-- The records follows --
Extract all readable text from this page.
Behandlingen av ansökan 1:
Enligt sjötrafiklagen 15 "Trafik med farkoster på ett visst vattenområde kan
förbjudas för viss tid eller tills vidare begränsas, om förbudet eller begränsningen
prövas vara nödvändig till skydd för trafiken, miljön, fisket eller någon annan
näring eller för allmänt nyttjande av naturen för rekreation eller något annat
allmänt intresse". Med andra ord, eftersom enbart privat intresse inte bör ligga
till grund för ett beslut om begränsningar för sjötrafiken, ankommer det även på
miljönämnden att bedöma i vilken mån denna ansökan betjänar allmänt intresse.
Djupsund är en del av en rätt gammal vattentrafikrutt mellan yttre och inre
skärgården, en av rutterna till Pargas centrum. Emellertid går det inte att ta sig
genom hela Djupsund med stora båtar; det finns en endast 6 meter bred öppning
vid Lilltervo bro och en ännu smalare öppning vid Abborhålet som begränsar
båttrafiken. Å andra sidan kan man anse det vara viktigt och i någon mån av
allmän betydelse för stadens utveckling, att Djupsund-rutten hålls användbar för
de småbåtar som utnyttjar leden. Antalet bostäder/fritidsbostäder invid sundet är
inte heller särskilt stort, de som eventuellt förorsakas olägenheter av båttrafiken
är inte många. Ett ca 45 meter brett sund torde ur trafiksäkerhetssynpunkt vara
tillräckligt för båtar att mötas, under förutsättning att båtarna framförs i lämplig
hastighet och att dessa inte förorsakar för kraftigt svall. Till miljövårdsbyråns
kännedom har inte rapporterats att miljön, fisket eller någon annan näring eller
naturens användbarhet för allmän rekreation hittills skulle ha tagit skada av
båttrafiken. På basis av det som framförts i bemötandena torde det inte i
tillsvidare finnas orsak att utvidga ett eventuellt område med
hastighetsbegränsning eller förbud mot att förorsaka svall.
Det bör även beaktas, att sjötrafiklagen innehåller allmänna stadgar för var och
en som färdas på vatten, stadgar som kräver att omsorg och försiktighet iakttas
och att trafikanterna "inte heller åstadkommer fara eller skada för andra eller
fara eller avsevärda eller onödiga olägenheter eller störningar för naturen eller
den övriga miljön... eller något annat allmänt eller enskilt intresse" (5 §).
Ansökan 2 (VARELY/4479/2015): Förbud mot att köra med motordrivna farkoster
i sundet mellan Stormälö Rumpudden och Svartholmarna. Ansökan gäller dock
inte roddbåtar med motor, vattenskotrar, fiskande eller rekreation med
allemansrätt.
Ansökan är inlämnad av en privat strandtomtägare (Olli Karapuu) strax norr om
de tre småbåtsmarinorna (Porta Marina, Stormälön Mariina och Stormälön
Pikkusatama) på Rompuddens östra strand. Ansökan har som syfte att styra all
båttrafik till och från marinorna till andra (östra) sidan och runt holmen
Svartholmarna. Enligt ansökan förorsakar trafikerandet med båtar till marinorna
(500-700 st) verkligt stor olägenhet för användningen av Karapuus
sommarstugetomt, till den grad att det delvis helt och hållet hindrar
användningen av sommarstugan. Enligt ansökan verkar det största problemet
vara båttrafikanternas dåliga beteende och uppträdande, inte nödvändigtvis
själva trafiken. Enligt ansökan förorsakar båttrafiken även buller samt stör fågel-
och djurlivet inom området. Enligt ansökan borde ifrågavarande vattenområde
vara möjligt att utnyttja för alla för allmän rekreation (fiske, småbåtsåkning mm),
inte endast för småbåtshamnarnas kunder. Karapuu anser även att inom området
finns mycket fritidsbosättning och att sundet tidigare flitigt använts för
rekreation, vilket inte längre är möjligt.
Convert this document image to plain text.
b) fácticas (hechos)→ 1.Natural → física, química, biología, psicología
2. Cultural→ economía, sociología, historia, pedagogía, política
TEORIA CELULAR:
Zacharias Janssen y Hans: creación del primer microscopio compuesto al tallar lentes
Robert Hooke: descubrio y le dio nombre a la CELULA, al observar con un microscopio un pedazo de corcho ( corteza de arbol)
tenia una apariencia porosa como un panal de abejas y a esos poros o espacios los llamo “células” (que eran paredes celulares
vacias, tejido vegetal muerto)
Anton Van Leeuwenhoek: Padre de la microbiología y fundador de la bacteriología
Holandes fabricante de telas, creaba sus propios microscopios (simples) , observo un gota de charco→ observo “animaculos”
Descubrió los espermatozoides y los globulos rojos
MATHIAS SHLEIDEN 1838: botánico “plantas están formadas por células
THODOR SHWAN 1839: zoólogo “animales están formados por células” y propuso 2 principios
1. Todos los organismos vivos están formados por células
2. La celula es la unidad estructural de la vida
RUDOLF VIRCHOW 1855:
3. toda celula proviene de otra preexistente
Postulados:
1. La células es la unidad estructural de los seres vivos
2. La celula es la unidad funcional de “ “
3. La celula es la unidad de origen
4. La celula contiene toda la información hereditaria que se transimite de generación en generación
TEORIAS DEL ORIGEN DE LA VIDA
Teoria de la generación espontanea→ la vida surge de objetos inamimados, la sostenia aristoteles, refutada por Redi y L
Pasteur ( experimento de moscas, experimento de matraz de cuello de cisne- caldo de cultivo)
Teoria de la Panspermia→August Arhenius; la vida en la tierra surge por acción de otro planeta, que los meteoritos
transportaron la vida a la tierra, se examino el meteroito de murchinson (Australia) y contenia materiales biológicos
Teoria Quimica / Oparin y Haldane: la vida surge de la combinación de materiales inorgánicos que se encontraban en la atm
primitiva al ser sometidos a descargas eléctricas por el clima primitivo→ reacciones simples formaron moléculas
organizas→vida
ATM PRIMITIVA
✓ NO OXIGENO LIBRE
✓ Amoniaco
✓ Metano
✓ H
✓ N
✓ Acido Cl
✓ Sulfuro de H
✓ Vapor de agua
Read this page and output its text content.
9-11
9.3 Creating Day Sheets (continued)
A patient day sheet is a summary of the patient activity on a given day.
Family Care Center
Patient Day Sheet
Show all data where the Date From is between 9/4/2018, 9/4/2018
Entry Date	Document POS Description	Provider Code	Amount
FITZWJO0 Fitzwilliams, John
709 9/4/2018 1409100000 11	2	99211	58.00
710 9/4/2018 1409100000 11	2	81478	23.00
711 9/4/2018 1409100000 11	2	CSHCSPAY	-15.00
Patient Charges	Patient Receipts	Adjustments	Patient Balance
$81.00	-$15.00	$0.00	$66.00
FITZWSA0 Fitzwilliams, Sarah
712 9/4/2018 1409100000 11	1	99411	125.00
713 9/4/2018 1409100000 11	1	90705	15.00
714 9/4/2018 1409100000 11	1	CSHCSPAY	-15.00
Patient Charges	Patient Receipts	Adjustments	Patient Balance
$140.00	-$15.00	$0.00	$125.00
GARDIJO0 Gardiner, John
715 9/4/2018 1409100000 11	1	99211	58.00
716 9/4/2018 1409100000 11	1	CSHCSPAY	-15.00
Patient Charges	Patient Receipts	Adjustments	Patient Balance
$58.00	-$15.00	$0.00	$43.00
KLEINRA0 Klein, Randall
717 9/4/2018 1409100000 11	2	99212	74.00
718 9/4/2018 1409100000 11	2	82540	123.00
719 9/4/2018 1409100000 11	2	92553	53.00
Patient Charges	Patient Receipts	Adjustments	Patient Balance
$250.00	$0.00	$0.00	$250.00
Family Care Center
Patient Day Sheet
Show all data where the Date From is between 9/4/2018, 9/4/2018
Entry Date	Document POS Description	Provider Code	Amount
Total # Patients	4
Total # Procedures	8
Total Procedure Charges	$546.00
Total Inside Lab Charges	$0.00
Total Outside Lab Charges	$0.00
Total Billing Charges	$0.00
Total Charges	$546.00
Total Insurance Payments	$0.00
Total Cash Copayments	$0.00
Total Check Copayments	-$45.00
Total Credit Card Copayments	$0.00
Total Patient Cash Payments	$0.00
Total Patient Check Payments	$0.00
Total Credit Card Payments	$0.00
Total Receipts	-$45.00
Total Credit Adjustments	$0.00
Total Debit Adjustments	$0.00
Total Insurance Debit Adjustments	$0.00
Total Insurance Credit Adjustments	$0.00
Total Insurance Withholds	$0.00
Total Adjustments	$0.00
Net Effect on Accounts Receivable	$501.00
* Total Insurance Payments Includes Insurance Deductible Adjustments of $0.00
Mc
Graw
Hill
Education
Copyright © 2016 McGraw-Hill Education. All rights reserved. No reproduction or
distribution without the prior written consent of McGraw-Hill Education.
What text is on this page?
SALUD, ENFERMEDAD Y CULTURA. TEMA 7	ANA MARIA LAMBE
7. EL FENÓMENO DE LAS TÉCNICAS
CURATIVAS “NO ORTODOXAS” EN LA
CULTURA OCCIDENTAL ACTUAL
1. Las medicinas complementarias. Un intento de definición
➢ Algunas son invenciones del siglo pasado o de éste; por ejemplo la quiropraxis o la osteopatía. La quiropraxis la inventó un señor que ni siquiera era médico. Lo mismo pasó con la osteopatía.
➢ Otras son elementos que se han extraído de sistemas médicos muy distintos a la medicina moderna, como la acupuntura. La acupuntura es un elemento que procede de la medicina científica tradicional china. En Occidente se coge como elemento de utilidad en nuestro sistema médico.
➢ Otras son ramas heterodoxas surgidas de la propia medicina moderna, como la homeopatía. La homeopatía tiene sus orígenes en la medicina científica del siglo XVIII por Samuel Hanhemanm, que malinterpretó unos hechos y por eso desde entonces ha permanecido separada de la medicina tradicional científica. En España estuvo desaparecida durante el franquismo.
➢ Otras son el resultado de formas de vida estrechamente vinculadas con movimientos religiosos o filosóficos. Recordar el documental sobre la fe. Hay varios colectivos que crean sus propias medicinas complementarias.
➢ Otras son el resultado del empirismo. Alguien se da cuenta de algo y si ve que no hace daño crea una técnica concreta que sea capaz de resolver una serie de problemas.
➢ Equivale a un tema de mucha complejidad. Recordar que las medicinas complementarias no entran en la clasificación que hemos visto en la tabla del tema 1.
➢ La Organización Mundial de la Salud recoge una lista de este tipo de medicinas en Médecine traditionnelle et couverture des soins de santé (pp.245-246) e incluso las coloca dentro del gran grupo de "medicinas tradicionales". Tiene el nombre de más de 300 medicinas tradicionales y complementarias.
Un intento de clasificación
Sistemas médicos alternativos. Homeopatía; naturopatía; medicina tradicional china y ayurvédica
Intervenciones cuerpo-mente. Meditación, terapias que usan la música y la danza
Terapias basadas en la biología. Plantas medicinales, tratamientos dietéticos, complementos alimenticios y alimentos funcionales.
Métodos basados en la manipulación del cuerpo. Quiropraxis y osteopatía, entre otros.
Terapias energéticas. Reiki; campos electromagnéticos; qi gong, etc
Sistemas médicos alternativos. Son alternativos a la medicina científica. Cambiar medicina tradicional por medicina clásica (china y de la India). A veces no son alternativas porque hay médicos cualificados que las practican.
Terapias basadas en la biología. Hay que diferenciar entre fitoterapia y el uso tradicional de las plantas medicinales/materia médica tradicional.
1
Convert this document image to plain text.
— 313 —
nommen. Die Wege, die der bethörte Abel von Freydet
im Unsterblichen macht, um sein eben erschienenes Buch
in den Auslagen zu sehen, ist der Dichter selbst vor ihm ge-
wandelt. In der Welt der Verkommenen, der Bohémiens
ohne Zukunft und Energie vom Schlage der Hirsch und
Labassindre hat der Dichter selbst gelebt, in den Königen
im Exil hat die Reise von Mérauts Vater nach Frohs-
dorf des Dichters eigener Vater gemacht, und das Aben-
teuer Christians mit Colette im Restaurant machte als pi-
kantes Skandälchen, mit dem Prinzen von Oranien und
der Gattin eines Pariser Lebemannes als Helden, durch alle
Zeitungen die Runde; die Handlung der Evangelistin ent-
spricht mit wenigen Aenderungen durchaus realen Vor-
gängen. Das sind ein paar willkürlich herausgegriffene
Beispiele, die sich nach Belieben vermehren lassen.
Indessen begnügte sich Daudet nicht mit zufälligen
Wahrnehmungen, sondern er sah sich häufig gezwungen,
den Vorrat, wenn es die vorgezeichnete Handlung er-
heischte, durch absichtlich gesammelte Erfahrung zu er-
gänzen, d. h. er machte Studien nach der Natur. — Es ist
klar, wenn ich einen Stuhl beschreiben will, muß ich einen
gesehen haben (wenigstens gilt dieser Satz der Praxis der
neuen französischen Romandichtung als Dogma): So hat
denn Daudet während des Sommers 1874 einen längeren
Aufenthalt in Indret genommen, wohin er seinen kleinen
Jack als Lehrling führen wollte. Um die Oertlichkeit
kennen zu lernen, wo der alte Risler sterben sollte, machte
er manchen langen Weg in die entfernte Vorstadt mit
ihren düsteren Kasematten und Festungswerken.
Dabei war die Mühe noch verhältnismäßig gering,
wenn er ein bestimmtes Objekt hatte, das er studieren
-- The records concluded --
One number should be returned: how many lines in the records contain the word "båttrafiken".

4